Aim of the task
What is the number of lines that include the word "rakan"? Provide only that figure.

[A run of records]
>> start

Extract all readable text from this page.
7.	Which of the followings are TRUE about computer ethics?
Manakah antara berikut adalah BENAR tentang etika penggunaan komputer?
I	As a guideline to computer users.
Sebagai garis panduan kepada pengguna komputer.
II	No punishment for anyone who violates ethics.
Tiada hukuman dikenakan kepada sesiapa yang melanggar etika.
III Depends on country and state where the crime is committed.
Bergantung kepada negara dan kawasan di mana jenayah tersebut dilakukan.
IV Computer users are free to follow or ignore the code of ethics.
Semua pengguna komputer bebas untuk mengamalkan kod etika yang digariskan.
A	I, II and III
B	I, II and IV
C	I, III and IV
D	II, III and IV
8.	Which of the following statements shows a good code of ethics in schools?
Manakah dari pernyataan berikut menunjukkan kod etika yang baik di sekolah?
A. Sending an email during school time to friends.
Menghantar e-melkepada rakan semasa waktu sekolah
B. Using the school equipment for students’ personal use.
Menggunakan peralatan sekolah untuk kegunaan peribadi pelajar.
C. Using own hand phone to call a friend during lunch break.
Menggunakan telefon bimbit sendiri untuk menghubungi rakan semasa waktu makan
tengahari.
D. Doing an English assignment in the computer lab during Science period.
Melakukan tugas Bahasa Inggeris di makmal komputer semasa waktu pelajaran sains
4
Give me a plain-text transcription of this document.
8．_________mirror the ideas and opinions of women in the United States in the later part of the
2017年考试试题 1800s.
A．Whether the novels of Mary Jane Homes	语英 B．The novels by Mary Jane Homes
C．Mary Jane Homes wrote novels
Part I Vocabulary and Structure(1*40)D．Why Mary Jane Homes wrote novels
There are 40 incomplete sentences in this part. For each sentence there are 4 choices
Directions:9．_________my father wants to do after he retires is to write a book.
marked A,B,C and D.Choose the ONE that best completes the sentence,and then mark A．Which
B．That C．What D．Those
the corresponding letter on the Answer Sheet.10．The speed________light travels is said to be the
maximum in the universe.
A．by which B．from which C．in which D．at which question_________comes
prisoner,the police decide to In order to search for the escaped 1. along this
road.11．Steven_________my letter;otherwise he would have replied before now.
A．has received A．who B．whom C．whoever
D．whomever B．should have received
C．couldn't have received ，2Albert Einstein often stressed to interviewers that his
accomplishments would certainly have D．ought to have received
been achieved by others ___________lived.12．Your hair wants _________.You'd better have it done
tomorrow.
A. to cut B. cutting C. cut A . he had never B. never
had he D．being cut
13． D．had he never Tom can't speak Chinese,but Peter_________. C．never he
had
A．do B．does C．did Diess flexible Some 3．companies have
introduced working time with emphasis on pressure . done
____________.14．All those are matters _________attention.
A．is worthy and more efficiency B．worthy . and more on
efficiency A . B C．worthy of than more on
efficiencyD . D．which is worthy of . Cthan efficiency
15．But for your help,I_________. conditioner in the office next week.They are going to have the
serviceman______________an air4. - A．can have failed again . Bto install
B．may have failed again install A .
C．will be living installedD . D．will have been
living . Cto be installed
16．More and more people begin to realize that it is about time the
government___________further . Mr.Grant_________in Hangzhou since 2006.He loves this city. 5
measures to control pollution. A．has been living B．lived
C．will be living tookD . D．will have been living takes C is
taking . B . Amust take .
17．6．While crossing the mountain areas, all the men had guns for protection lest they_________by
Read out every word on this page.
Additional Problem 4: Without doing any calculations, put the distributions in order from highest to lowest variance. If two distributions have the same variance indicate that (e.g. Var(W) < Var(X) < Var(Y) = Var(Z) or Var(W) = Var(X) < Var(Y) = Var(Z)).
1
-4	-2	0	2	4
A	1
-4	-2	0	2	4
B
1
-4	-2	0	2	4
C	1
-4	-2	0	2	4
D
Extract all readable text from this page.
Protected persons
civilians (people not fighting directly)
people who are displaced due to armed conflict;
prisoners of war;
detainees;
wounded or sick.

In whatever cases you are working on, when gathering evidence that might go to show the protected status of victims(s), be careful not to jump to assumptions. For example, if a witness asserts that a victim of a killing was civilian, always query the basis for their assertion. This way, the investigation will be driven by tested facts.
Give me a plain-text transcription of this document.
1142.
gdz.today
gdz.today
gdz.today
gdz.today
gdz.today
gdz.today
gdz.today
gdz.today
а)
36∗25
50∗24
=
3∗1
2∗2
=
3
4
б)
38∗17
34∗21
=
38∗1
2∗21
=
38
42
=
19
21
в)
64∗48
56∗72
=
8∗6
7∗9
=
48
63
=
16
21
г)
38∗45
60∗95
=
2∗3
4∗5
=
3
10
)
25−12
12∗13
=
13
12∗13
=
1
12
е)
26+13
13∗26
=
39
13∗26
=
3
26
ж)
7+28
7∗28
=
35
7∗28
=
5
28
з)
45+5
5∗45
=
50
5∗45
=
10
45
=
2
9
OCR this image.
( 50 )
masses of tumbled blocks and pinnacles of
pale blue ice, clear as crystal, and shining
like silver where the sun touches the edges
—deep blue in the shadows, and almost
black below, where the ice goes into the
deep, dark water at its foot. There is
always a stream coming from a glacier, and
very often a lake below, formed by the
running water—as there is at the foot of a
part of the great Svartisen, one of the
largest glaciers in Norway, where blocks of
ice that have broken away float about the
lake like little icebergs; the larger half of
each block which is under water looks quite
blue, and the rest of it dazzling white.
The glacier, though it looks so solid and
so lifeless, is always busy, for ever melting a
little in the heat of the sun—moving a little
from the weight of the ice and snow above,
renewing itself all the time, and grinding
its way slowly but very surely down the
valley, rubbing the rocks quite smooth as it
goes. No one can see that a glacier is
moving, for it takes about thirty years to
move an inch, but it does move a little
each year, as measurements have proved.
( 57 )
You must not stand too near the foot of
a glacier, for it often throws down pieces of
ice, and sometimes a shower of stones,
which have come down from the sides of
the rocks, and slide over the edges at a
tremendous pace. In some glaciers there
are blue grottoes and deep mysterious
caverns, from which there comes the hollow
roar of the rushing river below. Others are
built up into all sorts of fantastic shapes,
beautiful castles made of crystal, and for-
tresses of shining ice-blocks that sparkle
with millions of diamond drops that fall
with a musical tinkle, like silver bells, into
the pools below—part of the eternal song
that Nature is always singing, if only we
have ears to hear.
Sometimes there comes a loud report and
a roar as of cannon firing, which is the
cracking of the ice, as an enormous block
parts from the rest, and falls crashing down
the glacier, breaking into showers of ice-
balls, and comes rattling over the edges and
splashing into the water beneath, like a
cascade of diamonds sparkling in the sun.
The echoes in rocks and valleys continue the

>> end

Result of the exercise
2